--- START OF Source records ---

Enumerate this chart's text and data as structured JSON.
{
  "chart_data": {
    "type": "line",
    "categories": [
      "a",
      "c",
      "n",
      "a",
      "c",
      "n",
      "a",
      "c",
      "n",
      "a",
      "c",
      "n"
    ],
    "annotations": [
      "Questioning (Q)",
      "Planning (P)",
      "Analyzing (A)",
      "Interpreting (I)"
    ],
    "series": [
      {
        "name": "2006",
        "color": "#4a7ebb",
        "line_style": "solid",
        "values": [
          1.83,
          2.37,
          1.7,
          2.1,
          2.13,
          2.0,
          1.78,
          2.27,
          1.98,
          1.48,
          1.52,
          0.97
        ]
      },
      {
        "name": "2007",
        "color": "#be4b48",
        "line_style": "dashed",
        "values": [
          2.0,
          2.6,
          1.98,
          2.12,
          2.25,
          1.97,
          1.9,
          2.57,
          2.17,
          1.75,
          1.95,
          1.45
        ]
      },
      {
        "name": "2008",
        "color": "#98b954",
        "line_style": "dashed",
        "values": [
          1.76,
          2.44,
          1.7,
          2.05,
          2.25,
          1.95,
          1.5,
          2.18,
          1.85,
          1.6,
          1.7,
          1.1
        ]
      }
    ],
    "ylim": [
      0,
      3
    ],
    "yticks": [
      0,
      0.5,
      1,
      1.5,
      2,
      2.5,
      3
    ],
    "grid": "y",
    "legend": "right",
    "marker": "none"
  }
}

--- END OF Source records ---

■ **Exercise objective**
Repeat the data above, word for word.

■ **Written solution**
Enumerate this chart's text and data as structured JSON.
{
  "chart_data": {
    "type": "line",
    "categories": [
      "a",
      "c",
      "n",
      "a",
      "c",
      "n",
      "a",
      "c",
      "n",
      "a",
      "c",
      "n"
    ],
    "annotations": [
      "Questioning (Q)",
      "Planning (P)",
      "Analyzing (A)",
      "Interpreting (I)"
    ],
    "series": [
      {
        "name": "2006",
        "color": "#4a7ebb",
        "line_style": "solid",
        "values": [
          1.83,
          2.37,
          1.7,
          2.1,
          2.13,
          2.0,
          1.78,
          2.27,
          1.98,
          1.48,
          1.52,
          0.97
        ]
      },
      {
        "name": "2007",
        "color": "#be4b48",
        "line_style": "dashed",
        "values": [
          2.0,
          2.6,
          1.98,
          2.12,
          2.25,
          1.97,
          1.9,
          2.57,
          2.17,
          1.75,
          1.95,
          1.45
        ]
      },
      {
        "name": "2008",
        "color": "#98b954",
        "line_style": "dashed",
        "values": [
          1.76,
          2.44,
          1.7,
          2.05,
          2.25,
          1.95,
          1.5,
          2.18,
          1.85,
          1.6,
          1.7,
          1.1
        ]
      }
    ],
    "ylim": [
      0,
      3
    ],
    "yticks": [
      0,
      0.5,
      1,
      1.5,
      2,
      2.5,
      3
    ],
    "grid": "y",
    "legend": "right",
    "marker": "none"
  }
}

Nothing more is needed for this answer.